» **SELECTED PASSAGE**
- - - - - - -

Application Load Balancer for Ruby Apps
For the application tier, we’ll use a GCP HTTP(S) Load Balancer. This is ideal for web traffic and integrates well with MIGs.
# Create a health check for your Ruby application
gcloud compute health-checks create http ruby-app-health-check \
--port 80 \
--request-path "/health" \
--timeout 5s \
--check-interval 5s \
--unhealthy-threshold 2 \
--healthy-threshold 2 \
--global
# Create a backend service for your Ruby application MIG
gcloud compute backend-services create ruby-app-backend-service \
--protocol HTTP \
--health-checks ruby-app-health-check \
--port-name http \
--timeout 30s \
--enable-cdn \
--global
# Add the MIG as a backend to the backend service
gcloud compute backend-services add-backend ruby-app-backend-service \
--instance-group ruby-app-mig \
--instance-group-zone [ZONE] \
--global
# Create a URL map
gcloud compute url-maps create ruby-app-url-map \
--default-service ruby-app-backend-service \
--global
# Create a target HTTP proxy
gcloud compute target-http-proxies create ruby-app-http-proxy \
--url-map ruby-app-url-map \
--global
# Create a global forwarding rule (for HTTP traffic)

- - - - - - -

» **SUPPLIED DATA**
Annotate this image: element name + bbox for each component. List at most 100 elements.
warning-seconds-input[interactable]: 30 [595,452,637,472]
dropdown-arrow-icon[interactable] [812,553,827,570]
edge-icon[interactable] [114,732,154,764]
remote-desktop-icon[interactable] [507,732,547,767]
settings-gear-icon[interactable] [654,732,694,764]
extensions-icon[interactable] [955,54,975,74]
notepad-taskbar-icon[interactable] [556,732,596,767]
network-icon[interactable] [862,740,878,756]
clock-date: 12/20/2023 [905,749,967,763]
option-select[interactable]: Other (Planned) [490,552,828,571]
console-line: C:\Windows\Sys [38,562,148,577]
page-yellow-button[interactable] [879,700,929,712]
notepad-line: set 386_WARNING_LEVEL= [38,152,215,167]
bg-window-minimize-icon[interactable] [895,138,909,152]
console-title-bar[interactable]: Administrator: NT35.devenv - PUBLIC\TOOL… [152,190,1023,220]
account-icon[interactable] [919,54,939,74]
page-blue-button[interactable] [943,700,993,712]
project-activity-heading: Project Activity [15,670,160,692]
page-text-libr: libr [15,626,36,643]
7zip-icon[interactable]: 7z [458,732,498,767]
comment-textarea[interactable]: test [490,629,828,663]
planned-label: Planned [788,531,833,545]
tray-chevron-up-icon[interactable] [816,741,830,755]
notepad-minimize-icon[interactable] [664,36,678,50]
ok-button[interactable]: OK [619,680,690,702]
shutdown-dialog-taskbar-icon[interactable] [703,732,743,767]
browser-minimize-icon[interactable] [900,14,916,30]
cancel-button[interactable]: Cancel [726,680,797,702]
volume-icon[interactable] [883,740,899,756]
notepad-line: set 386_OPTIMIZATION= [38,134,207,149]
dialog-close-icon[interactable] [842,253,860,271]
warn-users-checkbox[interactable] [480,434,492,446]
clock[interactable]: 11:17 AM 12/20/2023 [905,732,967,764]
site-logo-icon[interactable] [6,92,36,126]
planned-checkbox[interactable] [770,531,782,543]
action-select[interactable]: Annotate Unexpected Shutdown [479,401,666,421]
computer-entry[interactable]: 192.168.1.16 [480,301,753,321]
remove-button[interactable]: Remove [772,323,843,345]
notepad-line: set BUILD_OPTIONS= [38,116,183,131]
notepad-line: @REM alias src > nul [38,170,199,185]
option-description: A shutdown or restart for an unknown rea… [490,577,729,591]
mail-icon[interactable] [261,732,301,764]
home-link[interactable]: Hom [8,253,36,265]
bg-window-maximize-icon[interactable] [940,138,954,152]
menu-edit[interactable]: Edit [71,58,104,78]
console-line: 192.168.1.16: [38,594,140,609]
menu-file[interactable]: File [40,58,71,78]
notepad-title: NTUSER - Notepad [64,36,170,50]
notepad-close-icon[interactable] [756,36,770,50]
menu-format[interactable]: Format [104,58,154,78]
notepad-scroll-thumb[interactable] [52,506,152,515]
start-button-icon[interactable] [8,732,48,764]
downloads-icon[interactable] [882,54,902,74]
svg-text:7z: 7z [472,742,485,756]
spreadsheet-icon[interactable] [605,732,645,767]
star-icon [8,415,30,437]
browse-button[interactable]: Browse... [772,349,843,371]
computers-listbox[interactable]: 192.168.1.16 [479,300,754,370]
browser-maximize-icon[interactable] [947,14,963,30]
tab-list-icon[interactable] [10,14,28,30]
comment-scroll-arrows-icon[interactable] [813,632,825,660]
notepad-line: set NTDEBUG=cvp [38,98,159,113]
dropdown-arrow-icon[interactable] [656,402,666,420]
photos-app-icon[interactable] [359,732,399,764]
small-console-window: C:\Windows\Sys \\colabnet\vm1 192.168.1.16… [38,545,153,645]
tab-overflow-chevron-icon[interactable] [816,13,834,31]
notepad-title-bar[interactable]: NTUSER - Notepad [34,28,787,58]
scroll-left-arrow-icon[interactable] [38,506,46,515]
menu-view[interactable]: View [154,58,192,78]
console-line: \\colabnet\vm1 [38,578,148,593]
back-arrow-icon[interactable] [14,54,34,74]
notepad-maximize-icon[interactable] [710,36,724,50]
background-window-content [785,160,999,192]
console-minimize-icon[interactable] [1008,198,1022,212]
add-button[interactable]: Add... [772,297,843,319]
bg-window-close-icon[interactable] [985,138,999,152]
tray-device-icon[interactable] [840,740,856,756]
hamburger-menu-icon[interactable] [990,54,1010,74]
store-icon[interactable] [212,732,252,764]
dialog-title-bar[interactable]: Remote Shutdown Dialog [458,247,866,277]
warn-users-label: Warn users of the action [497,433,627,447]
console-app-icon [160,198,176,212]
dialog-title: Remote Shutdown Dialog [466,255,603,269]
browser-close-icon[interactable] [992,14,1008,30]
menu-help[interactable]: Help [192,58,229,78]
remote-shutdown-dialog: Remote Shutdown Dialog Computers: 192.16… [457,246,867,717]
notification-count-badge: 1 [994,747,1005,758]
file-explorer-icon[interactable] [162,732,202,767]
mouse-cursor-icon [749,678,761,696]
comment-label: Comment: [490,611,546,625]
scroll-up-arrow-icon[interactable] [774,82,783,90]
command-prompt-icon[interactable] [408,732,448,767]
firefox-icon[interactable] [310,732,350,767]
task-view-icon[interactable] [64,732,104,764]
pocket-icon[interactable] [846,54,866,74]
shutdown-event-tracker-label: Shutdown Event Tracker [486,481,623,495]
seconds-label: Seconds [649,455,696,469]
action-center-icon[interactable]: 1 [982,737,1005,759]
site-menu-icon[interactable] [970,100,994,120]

- - - - - - -

» **EXERCISE TASKS**
a – Summarize the Ruby load balancer section in two sentences.
b – Render this sentence from the Ruby load balancer section in Spanish: "For the application tier, we’ll use a GCP HTTP(S) Load Balancer."
c – Carry the Ruby load balancer section on from the point where it stops.
The records are separate material and have nothing to do with the Ruby load balancer section.

» **EXPECTED OUTPUTS**
a – For the application tier, the section uses a GCP HTTP(S) Load Balancer, described as ideal for web traffic and well integrated with MIGs. Its commands create a health check on the "/health" path and a backend service with CDN enabled, add the MIG ruby-app-mig as a backend, and create a URL map and a target HTTP proxy.

b – Para la capa de aplicación, usaremos un balanceador de carga HTTP(S) de GCP.

c –
gcloud compute forwarding-rules create ruby-app-forwarding-rule-http \
--load-balancing-scheme EXTERNAL \
--address [RESERVED_IP_ADDRESS_FOR_APP] \
--ip-protocol TCP \
--ports 80 \
--target-http-proxy ruby-app-http-proxy \
--global
# For HTTPS, you would create an SSL certificate and a target HTTPS proxy
# gcloud compute ssl-certificates create my-ssl-cert --domains example.com --global
# gcloud compute target-https-proxies create ruby-app-https-proxy --ssl-certificates my-ssl-cert --url-map ruby-app-url-map --global
# gcloud compute forwarding-rules create ruby-app-forwarding-rule-https --load-balancing-scheme EXTERNAL --address [RESERVED_IP_ADDRESS_FOR_APP] --ip-protocol TCP --ports 443 --target-https-proxy ruby-app-https-proxy --global
The /health endpoint on your Ruby application should return a 200 OK status if the application is healthy and can connect to its dependencies (like MongoDB). The MIG’s health checking mechanism, integrated with the load balancer, will automatically recreate unhealthy instances.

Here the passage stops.